== WHAT YOU WILL DO ==
Look for the string "Harlem" in every line, and copy each line that has it.

== DATASET RECORDS ==
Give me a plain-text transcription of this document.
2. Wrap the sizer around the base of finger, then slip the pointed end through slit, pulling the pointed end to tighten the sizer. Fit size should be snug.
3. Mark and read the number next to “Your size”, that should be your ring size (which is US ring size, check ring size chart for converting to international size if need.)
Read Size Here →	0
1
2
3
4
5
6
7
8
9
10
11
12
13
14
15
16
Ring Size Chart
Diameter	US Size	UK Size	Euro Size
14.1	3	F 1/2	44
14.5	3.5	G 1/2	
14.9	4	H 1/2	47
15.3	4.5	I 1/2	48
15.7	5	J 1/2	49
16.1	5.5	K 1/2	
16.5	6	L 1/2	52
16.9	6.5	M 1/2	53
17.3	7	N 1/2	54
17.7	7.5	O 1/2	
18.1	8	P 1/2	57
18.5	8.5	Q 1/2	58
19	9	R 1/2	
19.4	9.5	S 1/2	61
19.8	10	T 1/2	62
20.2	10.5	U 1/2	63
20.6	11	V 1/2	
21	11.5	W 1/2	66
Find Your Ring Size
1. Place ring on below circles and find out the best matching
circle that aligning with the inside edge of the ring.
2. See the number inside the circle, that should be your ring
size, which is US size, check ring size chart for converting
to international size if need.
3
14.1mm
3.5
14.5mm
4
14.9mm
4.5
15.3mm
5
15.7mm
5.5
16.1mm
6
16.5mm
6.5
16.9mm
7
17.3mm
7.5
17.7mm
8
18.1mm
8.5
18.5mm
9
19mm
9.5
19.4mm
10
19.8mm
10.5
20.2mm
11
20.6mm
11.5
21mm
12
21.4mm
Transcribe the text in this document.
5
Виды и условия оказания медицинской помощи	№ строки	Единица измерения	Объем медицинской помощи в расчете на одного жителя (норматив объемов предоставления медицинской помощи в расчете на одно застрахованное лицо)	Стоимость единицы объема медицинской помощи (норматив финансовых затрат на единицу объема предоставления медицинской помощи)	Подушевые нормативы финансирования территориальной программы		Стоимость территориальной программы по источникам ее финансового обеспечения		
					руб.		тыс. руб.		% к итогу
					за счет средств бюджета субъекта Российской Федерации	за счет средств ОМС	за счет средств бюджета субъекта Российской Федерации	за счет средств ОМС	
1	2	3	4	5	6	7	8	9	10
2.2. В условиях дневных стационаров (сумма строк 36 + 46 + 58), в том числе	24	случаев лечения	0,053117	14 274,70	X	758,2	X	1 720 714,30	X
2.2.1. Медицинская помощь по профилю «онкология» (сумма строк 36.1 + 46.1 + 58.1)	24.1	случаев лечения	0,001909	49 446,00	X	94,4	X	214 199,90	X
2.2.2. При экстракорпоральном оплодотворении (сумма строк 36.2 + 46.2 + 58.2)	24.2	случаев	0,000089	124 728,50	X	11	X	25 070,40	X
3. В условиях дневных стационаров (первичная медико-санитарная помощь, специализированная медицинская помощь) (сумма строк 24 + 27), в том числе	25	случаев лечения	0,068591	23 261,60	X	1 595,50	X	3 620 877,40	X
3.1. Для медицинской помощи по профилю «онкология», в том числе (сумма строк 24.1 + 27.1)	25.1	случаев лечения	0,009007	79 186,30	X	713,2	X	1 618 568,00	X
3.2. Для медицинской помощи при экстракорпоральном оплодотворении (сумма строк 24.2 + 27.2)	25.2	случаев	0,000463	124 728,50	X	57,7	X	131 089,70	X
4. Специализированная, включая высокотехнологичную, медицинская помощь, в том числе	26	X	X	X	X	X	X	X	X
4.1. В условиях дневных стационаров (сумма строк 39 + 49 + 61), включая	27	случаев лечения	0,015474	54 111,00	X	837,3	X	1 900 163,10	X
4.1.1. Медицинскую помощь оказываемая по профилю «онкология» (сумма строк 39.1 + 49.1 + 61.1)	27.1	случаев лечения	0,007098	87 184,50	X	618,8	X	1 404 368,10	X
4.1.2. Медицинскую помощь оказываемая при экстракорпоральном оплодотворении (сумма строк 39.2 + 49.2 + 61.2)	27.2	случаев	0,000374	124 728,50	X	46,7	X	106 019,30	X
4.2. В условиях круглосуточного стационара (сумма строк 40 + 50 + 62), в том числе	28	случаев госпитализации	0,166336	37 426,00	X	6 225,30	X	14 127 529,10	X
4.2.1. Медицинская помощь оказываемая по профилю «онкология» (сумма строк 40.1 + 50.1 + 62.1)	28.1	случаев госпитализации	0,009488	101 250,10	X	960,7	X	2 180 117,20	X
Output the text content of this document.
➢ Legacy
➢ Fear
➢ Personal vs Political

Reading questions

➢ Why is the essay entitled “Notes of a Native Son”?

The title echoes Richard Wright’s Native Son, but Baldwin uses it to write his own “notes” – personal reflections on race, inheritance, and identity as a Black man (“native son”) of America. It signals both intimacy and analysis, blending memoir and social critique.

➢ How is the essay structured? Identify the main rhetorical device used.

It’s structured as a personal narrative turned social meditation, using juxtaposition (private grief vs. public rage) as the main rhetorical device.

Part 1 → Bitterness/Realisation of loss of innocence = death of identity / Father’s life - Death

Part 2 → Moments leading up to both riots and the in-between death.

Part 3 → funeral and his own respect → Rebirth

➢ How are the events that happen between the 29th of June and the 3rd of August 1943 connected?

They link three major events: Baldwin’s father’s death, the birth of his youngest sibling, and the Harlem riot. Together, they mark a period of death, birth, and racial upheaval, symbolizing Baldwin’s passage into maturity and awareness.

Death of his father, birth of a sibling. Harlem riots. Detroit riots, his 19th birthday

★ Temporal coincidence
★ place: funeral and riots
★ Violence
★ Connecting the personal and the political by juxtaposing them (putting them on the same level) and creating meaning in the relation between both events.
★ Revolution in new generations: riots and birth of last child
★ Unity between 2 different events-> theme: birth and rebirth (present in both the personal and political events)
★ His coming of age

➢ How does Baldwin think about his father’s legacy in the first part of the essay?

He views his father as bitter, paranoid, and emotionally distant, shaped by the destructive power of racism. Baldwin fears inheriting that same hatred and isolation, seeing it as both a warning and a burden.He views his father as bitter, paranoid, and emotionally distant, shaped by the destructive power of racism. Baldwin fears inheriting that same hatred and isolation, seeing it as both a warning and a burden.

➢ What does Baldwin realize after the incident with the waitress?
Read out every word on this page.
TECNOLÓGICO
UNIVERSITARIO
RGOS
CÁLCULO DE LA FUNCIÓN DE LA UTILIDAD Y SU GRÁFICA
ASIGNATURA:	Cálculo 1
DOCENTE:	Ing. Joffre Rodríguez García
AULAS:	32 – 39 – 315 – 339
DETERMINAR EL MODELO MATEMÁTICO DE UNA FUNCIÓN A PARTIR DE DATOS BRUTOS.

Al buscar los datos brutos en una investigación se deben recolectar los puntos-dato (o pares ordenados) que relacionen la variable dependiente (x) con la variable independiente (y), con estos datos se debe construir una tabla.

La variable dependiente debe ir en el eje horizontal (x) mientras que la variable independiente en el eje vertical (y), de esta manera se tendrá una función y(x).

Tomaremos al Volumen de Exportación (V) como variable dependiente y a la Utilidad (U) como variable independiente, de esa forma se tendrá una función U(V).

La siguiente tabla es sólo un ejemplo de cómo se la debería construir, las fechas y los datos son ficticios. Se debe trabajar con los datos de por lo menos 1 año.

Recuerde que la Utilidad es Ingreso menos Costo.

== RESULT FOR THIS EXERCISE ==
They link three major events: Baldwin’s father’s death, the birth of his youngest sibling, and the Harlem riot. Together, they mark a period of death, birth, and racial upheaval, symbolizing Baldwin’s passage into maturity and awareness.
Death of his father, birth of a sibling. Harlem riots. Detroit riots, his 19th birthday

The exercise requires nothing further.